- _REQUIREMENT_: With the images removed, repeat the data below exactly.

- _EXERCISE INPUT_:
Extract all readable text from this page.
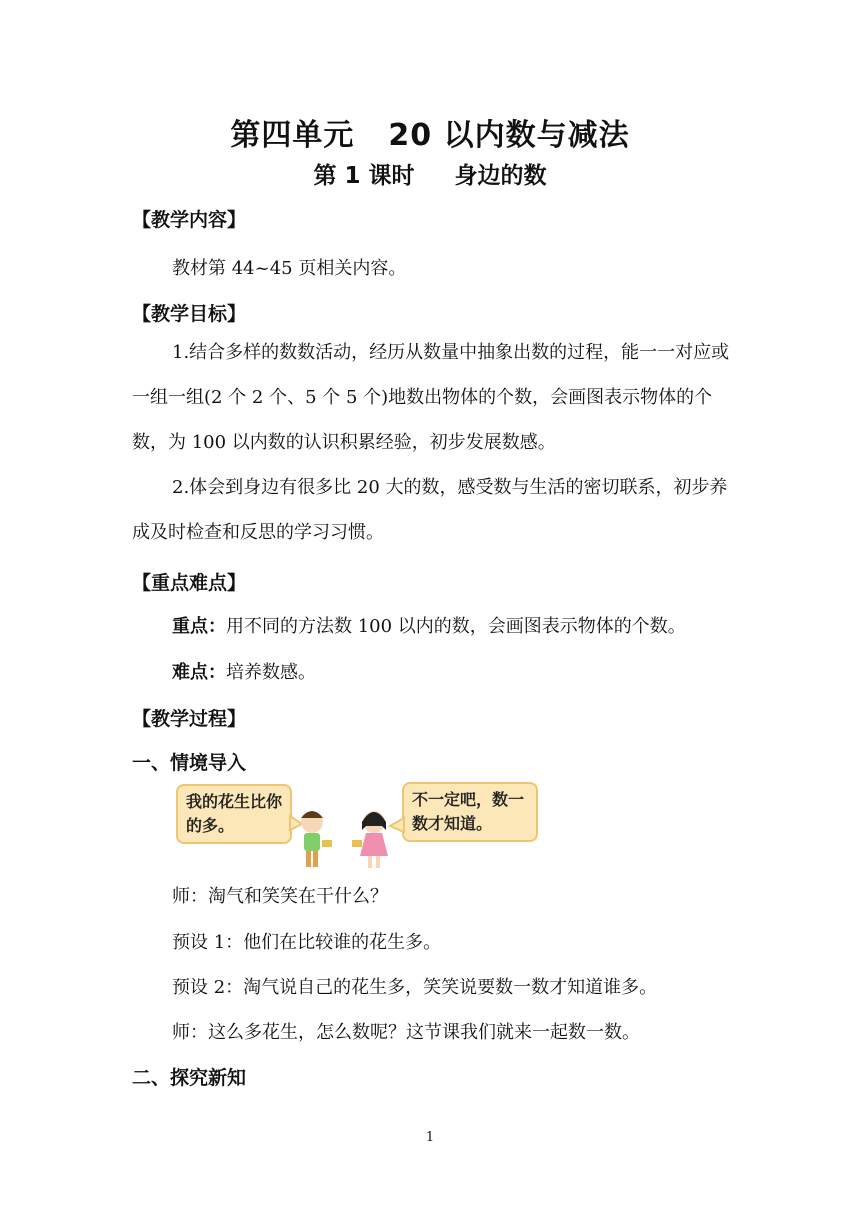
第四单元 20 以内数与减法
第 1 课时 身边的数
【教学内容】
教材第 44~45 页相关内容。
【教学目标】
1.结合多样的数数活动，经历从数量中抽象出数的过程，能一一对应或一组一组(2 个 2 个、5 个 5 个)地数出物体的个数，会画图表示物体的个数，为 100 以内数的认识积累经验，初步发展数感。
2.体会到身边有很多比 20 大的数，感受数与生活的密切联系，初步养成及时检查和反思的学习习惯。
【重点难点】
重点：用不同的方法数 100 以内的数，会画图表示物体的个数。
难点：培养数感。
【教学过程】
一、情境导入
我的花生比你的多。
不一定吧，数一数才知道。
师：淘气和笑笑在干什么？
预设 1：他们在比较谁的花生多。
预设 2：淘气说自己的花生多，笑笑说要数一数才知道谁多。
师：这么多花生，怎么数呢？这节课我们就来一起数一数。
二、探究新知
1
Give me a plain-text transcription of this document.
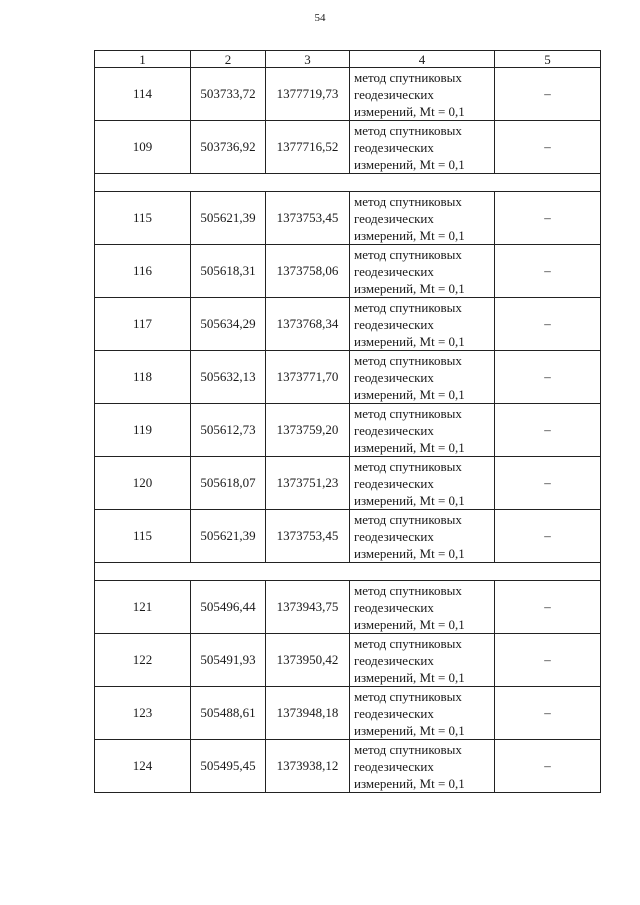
54
1	2	3	4	5
114	503733,72	1377719,73	метод спутниковых геодезических измерений, Mt = 0,1	–
109	503736,92	1377716,52	метод спутниковых геодезических измерений, Mt = 0,1	–

115	505621,39	1373753,45	метод спутниковых геодезических измерений, Mt = 0,1	–
116	505618,31	1373758,06	метод спутниковых геодезических измерений, Mt = 0,1	–
117	505634,29	1373768,34	метод спутниковых геодезических измерений, Mt = 0,1	–
118	505632,13	1373771,70	метод спутниковых геодезических измерений, Mt = 0,1	–
119	505612,73	1373759,20	метод спутниковых геодезических измерений, Mt = 0,1	–
120	505618,07	1373751,23	метод спутниковых геодезических измерений, Mt = 0,1	–
115	505621,39	1373753,45	метод спутниковых геодезических измерений, Mt = 0,1	–

121	505496,44	1373943,75	метод спутниковых геодезических измерений, Mt = 0,1	–
122	505491,93	1373950,42	метод спутниковых геодезических измерений, Mt = 0,1	–
123	505488,61	1373948,18	метод спутниковых геодезических измерений, Mt = 0,1	–
124	505495,45	1373938,12	метод спутниковых геодезических измерений, Mt = 0,1	–
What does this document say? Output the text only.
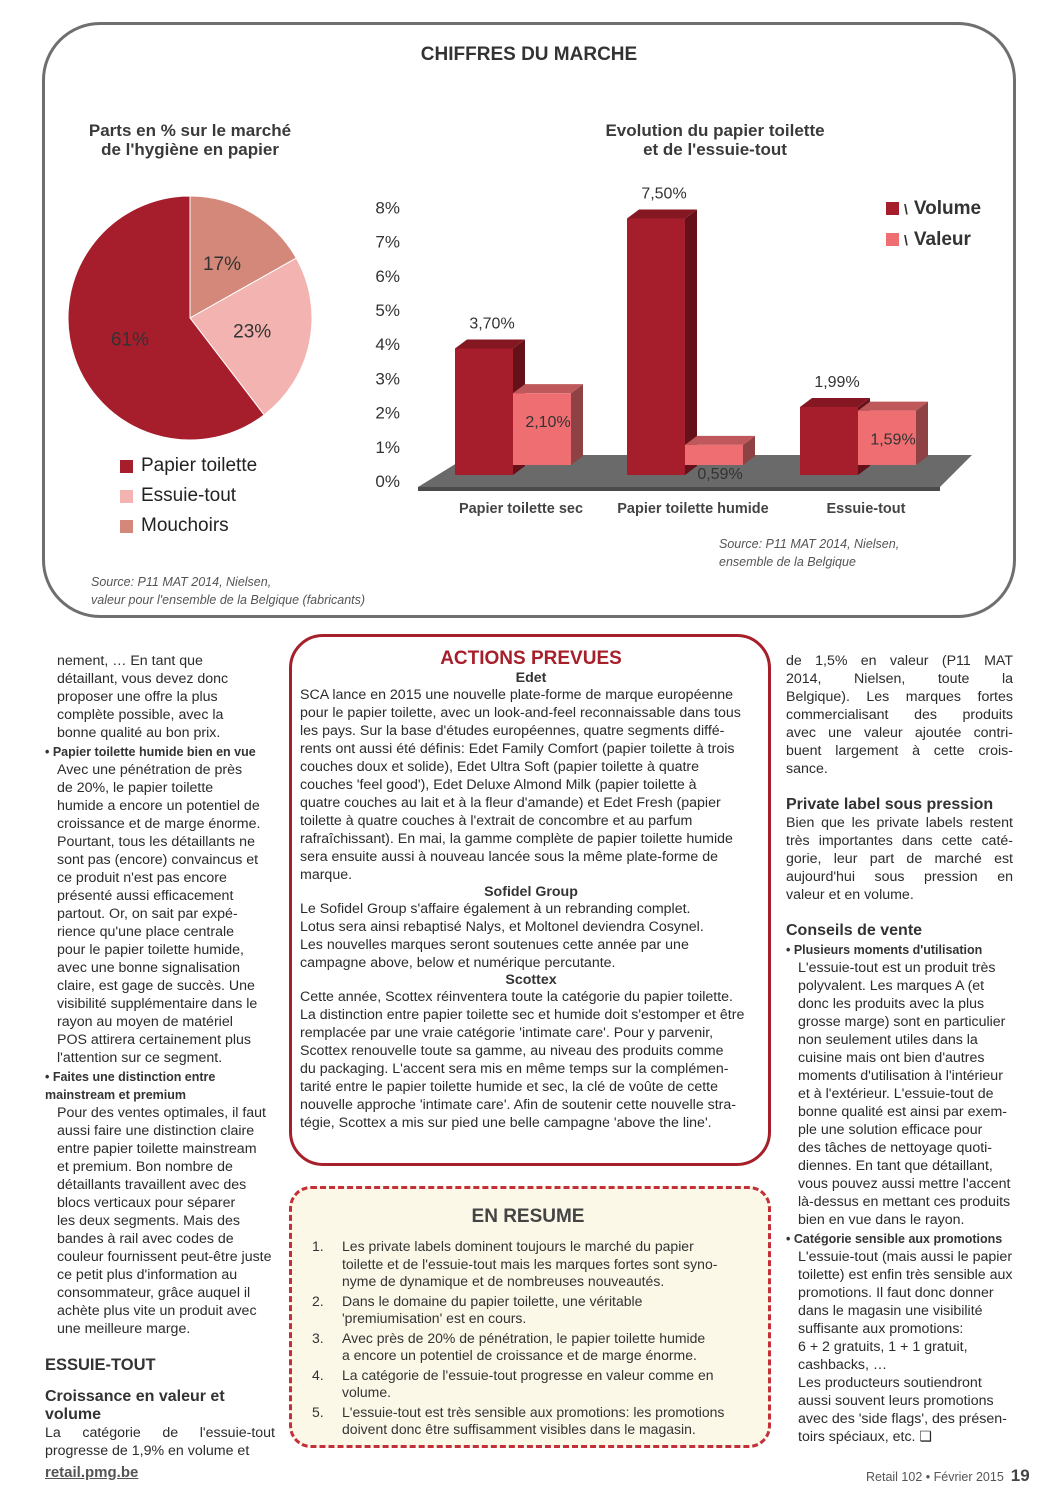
CHIFFRES DU MARCHE
Parts en % sur le marché
de l'hygiène en papier
17%
23%
61%
Papier toilette
Essuie-tout
Mouchoirs
Source: P11 MAT 2014, Nielsen,
valeur pour l'ensemble de la Belgique (fabricants)
Evolution du papier toilette
et de l'essuie-tout
0%
1%
2%
3%
4%
5%
6%
7%
8%
3,70%
2,10%
Papier toilette sec
7,50%
0,59%
Papier toilette humide
1,99%
1,59%
Essuie-tout
\ Volume
\ Valeur
Source: P11 MAT 2014, Nielsen,
ensemble de la Belgique
nement, … En tant que
détaillant, vous devez donc
proposer une offre la plus
complète possible, avec la
bonne qualité au bon prix.
• Papier toilette humide bien en vue
Avec une pénétration de près
de 20%, le papier toilette
humide a encore un potentiel de
croissance et de marge énorme.
Pourtant, tous les détaillants ne
sont pas (encore) convaincus et
ce produit n'est pas encore
présenté aussi efficacement
partout. Or, on sait par expé-
rience qu'une place centrale
pour le papier toilette humide,
avec une bonne signalisation
claire, est gage de succès. Une
visibilité supplémentaire dans le
rayon au moyen de matériel
POS attirera certainement plus
l'attention sur ce segment.
• Faites une distinction entre
mainstream et premium
Pour des ventes optimales, il faut
aussi faire une distinction claire
entre papier toilette mainstream
et premium. Bon nombre de
détaillants travaillent avec des
blocs verticaux pour séparer
les deux segments. Mais des
bandes à rail avec codes de
couleur fournissent peut-être juste
ce petit plus d'information au
consommateur, grâce auquel il
achète plus vite un produit avec
une meilleure marge.
ESSUIE-TOUT
Croissance en valeur et volume
La catégorie de l'essuie-tout
progresse de 1,9% en volume et
ACTIONS PREVUES
Edet
SCA lance en 2015 une nouvelle plate-forme de marque européenne
pour le papier toilette, avec un look-and-feel reconnaissable dans tous
les pays. Sur la base d'études européennes, quatre segments diffé-
rents ont aussi été définis: Edet Family Comfort (papier toilette à trois
couches doux et solide), Edet Ultra Soft (papier toilette à quatre
couches 'feel good'), Edet Deluxe Almond Milk (papier toilette à
quatre couches au lait et à la fleur d'amande) et Edet Fresh (papier
toilette à quatre couches à l'extrait de concombre et au parfum
rafraîchissant). En mai, la gamme complète de papier toilette humide
sera ensuite aussi à nouveau lancée sous la même plate-forme de
marque.
Sofidel Group
Le Sofidel Group s'affaire également à un rebranding complet.
Lotus sera ainsi rebaptisé Nalys, et Moltonel deviendra Cosynel.
Les nouvelles marques seront soutenues cette année par une
campagne above, below et numérique percutante.
Scottex
Cette année, Scottex réinventera toute la catégorie du papier toilette.
La distinction entre papier toilette sec et humide doit s'estomper et être
remplacée par une vraie catégorie 'intimate care'. Pour y parvenir,
Scottex renouvelle toute sa gamme, au niveau des produits comme
du packaging. L'accent sera mis en même temps sur la complémen-
tarité entre le papier toilette humide et sec, la clé de voûte de cette
nouvelle approche 'intimate care'. Afin de soutenir cette nouvelle stra-
tégie, Scottex a mis sur pied une belle campagne 'above the line'.
EN RESUME
1. Les private labels dominent toujours le marché du papier
toilette et de l'essuie-tout mais les marques fortes sont syno-
nyme de dynamique et de nombreuses nouveautés.
2. Dans le domaine du papier toilette, une véritable
'premiumisation' est en cours.
3. Avec près de 20% de pénétration, le papier toilette humide
a encore un potentiel de croissance et de marge énorme.
4. La catégorie de l'essuie-tout progresse en valeur comme en
volume.
5. L'essuie-tout est très sensible aux promotions: les promotions
doivent donc être suffisamment visibles dans le magasin.
de 1,5% en valeur (P11 MAT
2014, Nielsen, toute la
Belgique). Les marques fortes
commercialisant des produits
avec une valeur ajoutée contri-
buent largement à cette crois-
sance.
Private label sous pression
Bien que les private labels restent
très importantes dans cette caté-
gorie, leur part de marché est
aujourd'hui sous pression en
valeur et en volume.
Conseils de vente
• Plusieurs moments d'utilisation
L'essuie-tout est un produit très
polyvalent. Les marques A (et
donc les produits avec la plus
grosse marge) sont en particulier
non seulement utiles dans la
cuisine mais ont bien d'autres
moments d'utilisation à l'intérieur
et à l'extérieur. L'essuie-tout de
bonne qualité est ainsi par exem-
ple une solution efficace pour
des tâches de nettoyage quoti-
diennes. En tant que détaillant,
vous pouvez aussi mettre l'accent
là-dessus en mettant ces produits
bien en vue dans le rayon.
• Catégorie sensible aux promotions
L'essuie-tout (mais aussi le papier
toilette) est enfin très sensible aux
promotions. Il faut donc donner
dans le magasin une visibilité
suffisante aux promotions:
6 + 2 gratuits, 1 + 1 gratuit,
cashbacks, …
Les producteurs soutiendront
aussi souvent leurs promotions
avec des 'side flags', des présen-
toirs spéciaux, etc. ❑
retail.pmg.be	Retail 102 • Février 2015 19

- _ANSWER FOR THE TASK_:
Extract all readable text from this page.
第四单元 20 以内数与减法
第 1 课时 身边的数
【教学内容】
教材第 44~45 页相关内容。
【教学目标】
1.结合多样的数数活动，经历从数量中抽象出数的过程，能一一对应或一组一组(2 个 2 个、5 个 5 个)地数出物体的个数，会画图表示物体的个数，为 100 以内数的认识积累经验，初步发展数感。
2.体会到身边有很多比 20 大的数，感受数与生活的密切联系，初步养成及时检查和反思的学习习惯。
【重点难点】
重点：用不同的方法数 100 以内的数，会画图表示物体的个数。
难点：培养数感。
【教学过程】
一、情境导入
我的花生比你的多。
不一定吧，数一数才知道。
师：淘气和笑笑在干什么？
预设 1：他们在比较谁的花生多。
预设 2：淘气说自己的花生多，笑笑说要数一数才知道谁多。
师：这么多花生，怎么数呢？这节课我们就来一起数一数。
二、探究新知
1
Give me a plain-text transcription of this document.
54
1	2	3	4	5
114	503733,72	1377719,73	метод спутниковых геодезических измерений, Mt = 0,1	–
109	503736,92	1377716,52	метод спутниковых геодезических измерений, Mt = 0,1	–

115	505621,39	1373753,45	метод спутниковых геодезических измерений, Mt = 0,1	–
116	505618,31	1373758,06	метод спутниковых геодезических измерений, Mt = 0,1	–
117	505634,29	1373768,34	метод спутниковых геодезических измерений, Mt = 0,1	–
118	505632,13	1373771,70	метод спутниковых геодезических измерений, Mt = 0,1	–
119	505612,73	1373759,20	метод спутниковых геодезических измерений, Mt = 0,1	–
120	505618,07	1373751,23	метод спутниковых геодезических измерений, Mt = 0,1	–
115	505621,39	1373753,45	метод спутниковых геодезических измерений, Mt = 0,1	–

121	505496,44	1373943,75	метод спутниковых геодезических измерений, Mt = 0,1	–
122	505491,93	1373950,42	метод спутниковых геодезических измерений, Mt = 0,1	–
123	505488,61	1373948,18	метод спутниковых геодезических измерений, Mt = 0,1	–
124	505495,45	1373938,12	метод спутниковых геодезических измерений, Mt = 0,1	–
What does this document say? Output the text only.
CHIFFRES DU MARCHE
Parts en % sur le marché
de l'hygiène en papier
17%
23%
61%
Papier toilette
Essuie-tout
Mouchoirs
Source: P11 MAT 2014, Nielsen,
valeur pour l'ensemble de la Belgique (fabricants)
Evolution du papier toilette
et de l'essuie-tout
0%
1%
2%
3%
4%
5%
6%
7%
8%
3,70%
2,10%
Papier toilette sec
7,50%
0,59%
Papier toilette humide
1,99%
1,59%
Essuie-tout
\ Volume
\ Valeur
Source: P11 MAT 2014, Nielsen,
ensemble de la Belgique
nement, … En tant que
détaillant, vous devez donc
proposer une offre la plus
complète possible, avec la
bonne qualité au bon prix.
• Papier toilette humide bien en vue
Avec une pénétration de près
de 20%, le papier toilette
humide a encore un potentiel de
croissance et de marge énorme.
Pourtant, tous les détaillants ne
sont pas (encore) convaincus et
ce produit n'est pas encore
présenté aussi efficacement
partout. Or, on sait par expé-
rience qu'une place centrale
pour le papier toilette humide,
avec une bonne signalisation
claire, est gage de succès. Une
visibilité supplémentaire dans le
rayon au moyen de matériel
POS attirera certainement plus
l'attention sur ce segment.
• Faites une distinction entre
mainstream et premium
Pour des ventes optimales, il faut
aussi faire une distinction claire
entre papier toilette mainstream
et premium. Bon nombre de
détaillants travaillent avec des
blocs verticaux pour séparer
les deux segments. Mais des
bandes à rail avec codes de
couleur fournissent peut-être juste
ce petit plus d'information au
consommateur, grâce auquel il
achète plus vite un produit avec
une meilleure marge.
ESSUIE-TOUT
Croissance en valeur et volume
La catégorie de l'essuie-tout
progresse de 1,9% en volume et
ACTIONS PREVUES
Edet
SCA lance en 2015 une nouvelle plate-forme de marque européenne
pour le papier toilette, avec un look-and-feel reconnaissable dans tous
les pays. Sur la base d'études européennes, quatre segments diffé-
rents ont aussi été définis: Edet Family Comfort (papier toilette à trois
couches doux et solide), Edet Ultra Soft (papier toilette à quatre
couches 'feel good'), Edet Deluxe Almond Milk (papier toilette à
quatre couches au lait et à la fleur d'amande) et Edet Fresh (papier
toilette à quatre couches à l'extrait de concombre et au parfum
rafraîchissant). En mai, la gamme complète de papier toilette humide
sera ensuite aussi à nouveau lancée sous la même plate-forme de
marque.
Sofidel Group
Le Sofidel Group s'affaire également à un rebranding complet.
Lotus sera ainsi rebaptisé Nalys, et Moltonel deviendra Cosynel.
Les nouvelles marques seront soutenues cette année par une
campagne above, below et numérique percutante.
Scottex
Cette année, Scottex réinventera toute la catégorie du papier toilette.
La distinction entre papier toilette sec et humide doit s'estomper et être
remplacée par une vraie catégorie 'intimate care'. Pour y parvenir,
Scottex renouvelle toute sa gamme, au niveau des produits comme
du packaging. L'accent sera mis en même temps sur la complémen-
tarité entre le papier toilette humide et sec, la clé de voûte de cette
nouvelle approche 'intimate care'. Afin de soutenir cette nouvelle stra-
tégie, Scottex a mis sur pied une belle campagne 'above the line'.
EN RESUME
1. Les private labels dominent toujours le marché du papier
toilette et de l'essuie-tout mais les marques fortes sont syno-
nyme de dynamique et de nombreuses nouveautés.
2. Dans le domaine du papier toilette, une véritable
'premiumisation' est en cours.
3. Avec près de 20% de pénétration, le papier toilette humide
a encore un potentiel de croissance et de marge énorme.
4. La catégorie de l'essuie-tout progresse en valeur comme en
volume.
5. L'essuie-tout est très sensible aux promotions: les promotions
doivent donc être suffisamment visibles dans le magasin.
de 1,5% en valeur (P11 MAT
2014, Nielsen, toute la
Belgique). Les marques fortes
commercialisant des produits
avec une valeur ajoutée contri-
buent largement à cette crois-
sance.
Private label sous pression
Bien que les private labels restent
très importantes dans cette caté-
gorie, leur part de marché est
aujourd'hui sous pression en
valeur et en volume.
Conseils de vente
• Plusieurs moments d'utilisation
L'essuie-tout est un produit très
polyvalent. Les marques A (et
donc les produits avec la plus
grosse marge) sont en particulier
non seulement utiles dans la
cuisine mais ont bien d'autres
moments d'utilisation à l'intérieur
et à l'extérieur. L'essuie-tout de
bonne qualité est ainsi par exem-
ple une solution efficace pour
des tâches de nettoyage quoti-
diennes. En tant que détaillant,
vous pouvez aussi mettre l'accent
là-dessus en mettant ces produits
bien en vue dans le rayon.
• Catégorie sensible aux promotions
L'essuie-tout (mais aussi le papier
toilette) est enfin très sensible aux
promotions. Il faut donc donner
dans le magasin une visibilité
suffisante aux promotions:
6 + 2 gratuits, 1 + 1 gratuit,
cashbacks, …
Les producteurs soutiendront
aussi souvent leurs promotions
avec des 'side flags', des présen-
toirs spéciaux, etc. ❑
retail.pmg.be	Retail 102 • Février 2015 19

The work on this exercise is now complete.